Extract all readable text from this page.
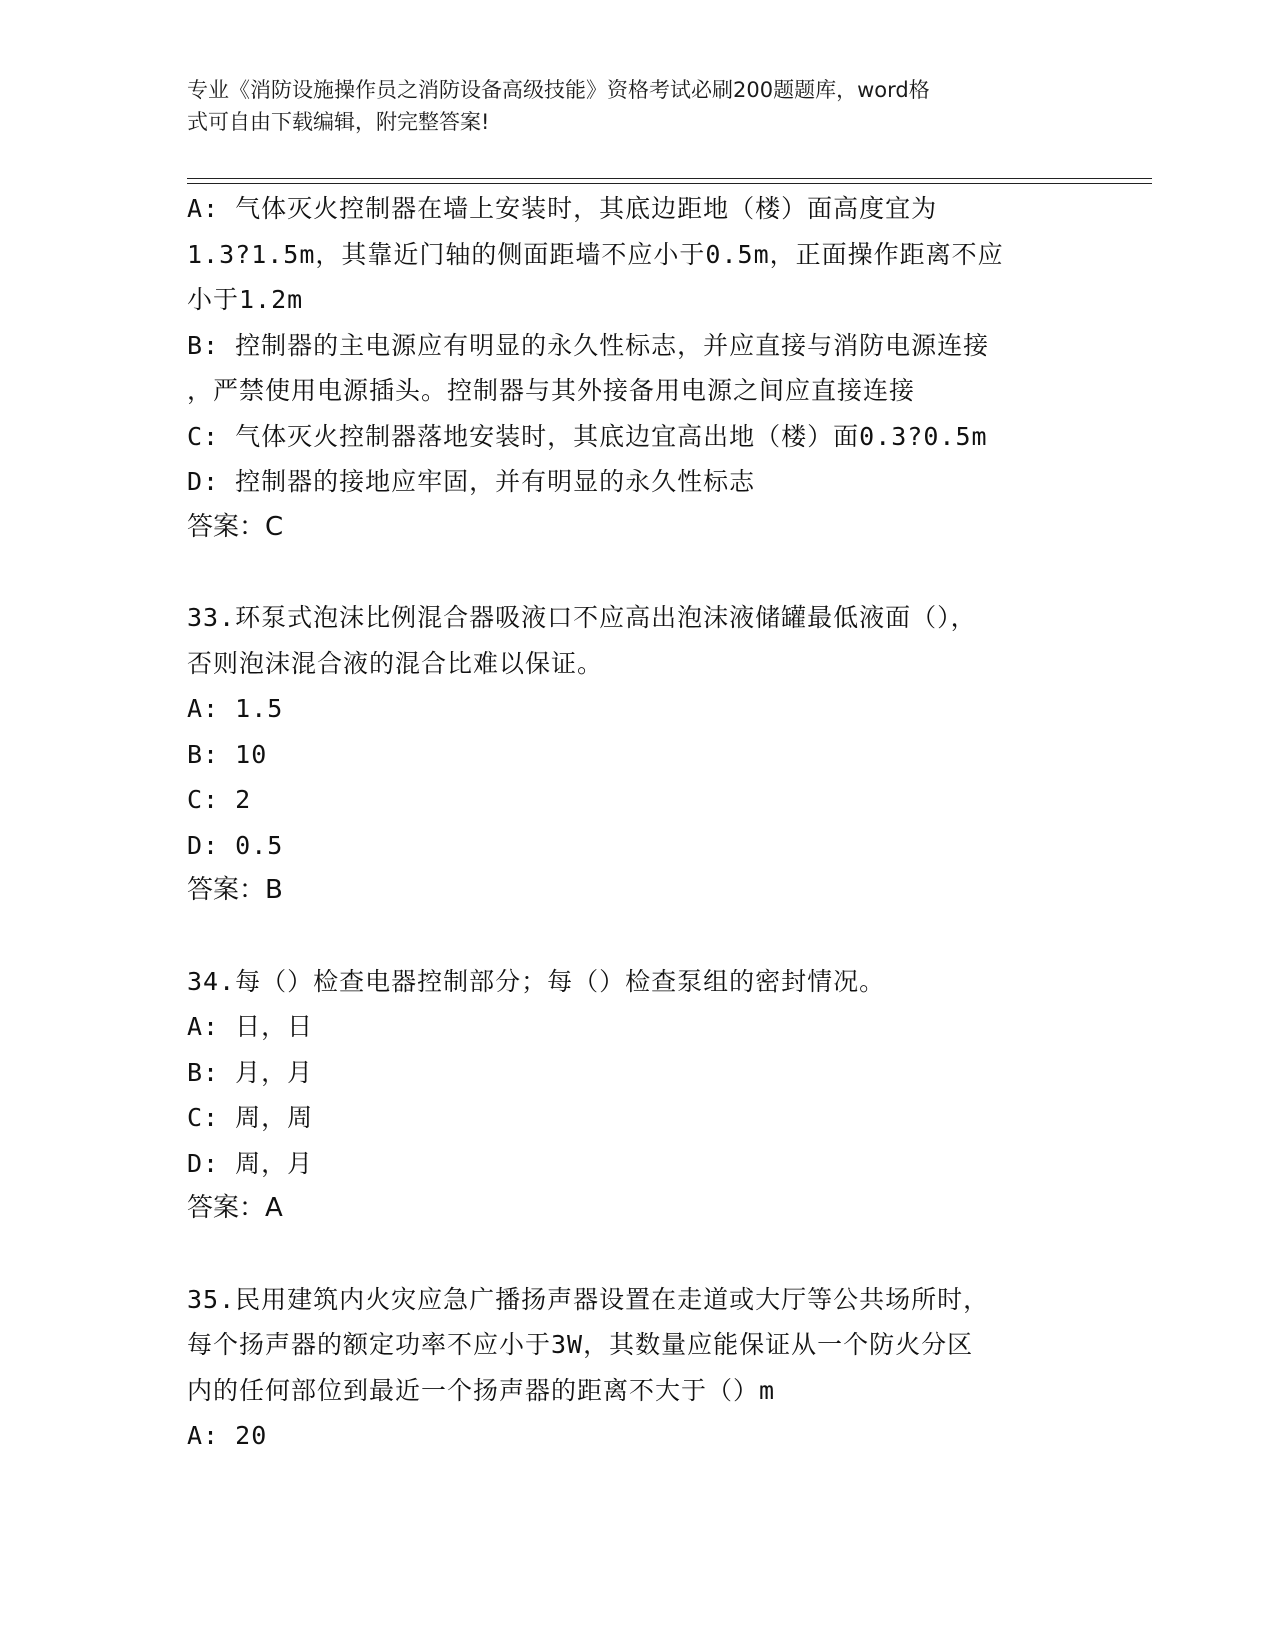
专业《消防设施操作员之消防设备高级技能》资格考试必刷200题题库，word格
式可自由下载编辑，附完整答案!

A: 气体灭火控制器在墙上安装时，其底边距地（楼）面高度宜为

1.3?1.5m，其靠近门轴的侧面距墙不应小于0.5m，正面操作距离不应

小于1.2m

B: 控制器的主电源应有明显的永久性标志，并应直接与消防电源连接

，严禁使用电源插头。控制器与其外接备用电源之间应直接连接

C: 气体灭火控制器落地安装时，其底边宜高出地（楼）面0.3?0.5m

D: 控制器的接地应牢固，并有明显的永久性标志

答案：C

33.环泵式泡沫比例混合器吸液口不应高出泡沫液储罐最低液面（），

否则泡沫混合液的混合比难以保证。

A: 1.5

B: 10

C: 2

D: 0.5

答案：B

34.每（）检查电器控制部分；每（）检查泵组的密封情况。

A: 日，日

B: 月，月

C: 周，周

D: 周，月

答案：A

35.民用建筑内火灾应急广播扬声器设置在走道或大厅等公共场所时，

每个扬声器的额定功率不应小于3W，其数量应能保证从一个防火分区

内的任何部位到最近一个扬声器的距离不大于（）m

A: 20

What to do: Return the listing above word for word, with the pictures removed.

Finished answer:
Extract all readable text from this page.
专业《消防设施操作员之消防设备高级技能》资格考试必刷200题题库，word格
式可自由下载编辑，附完整答案!

A: 气体灭火控制器在墙上安装时，其底边距地（楼）面高度宜为

1.3?1.5m，其靠近门轴的侧面距墙不应小于0.5m，正面操作距离不应

小于1.2m

B: 控制器的主电源应有明显的永久性标志，并应直接与消防电源连接

，严禁使用电源插头。控制器与其外接备用电源之间应直接连接

C: 气体灭火控制器落地安装时，其底边宜高出地（楼）面0.3?0.5m

D: 控制器的接地应牢固，并有明显的永久性标志

答案：C

33.环泵式泡沫比例混合器吸液口不应高出泡沫液储罐最低液面（），

否则泡沫混合液的混合比难以保证。

A: 1.5

B: 10

C: 2

D: 0.5

答案：B

34.每（）检查电器控制部分；每（）检查泵组的密封情况。

A: 日，日

B: 月，月

C: 周，周

D: 周，月

答案：A

35.民用建筑内火灾应急广播扬声器设置在走道或大厅等公共场所时，

每个扬声器的额定功率不应小于3W，其数量应能保证从一个防火分区

内的任何部位到最近一个扬声器的距离不大于（）m

A: 20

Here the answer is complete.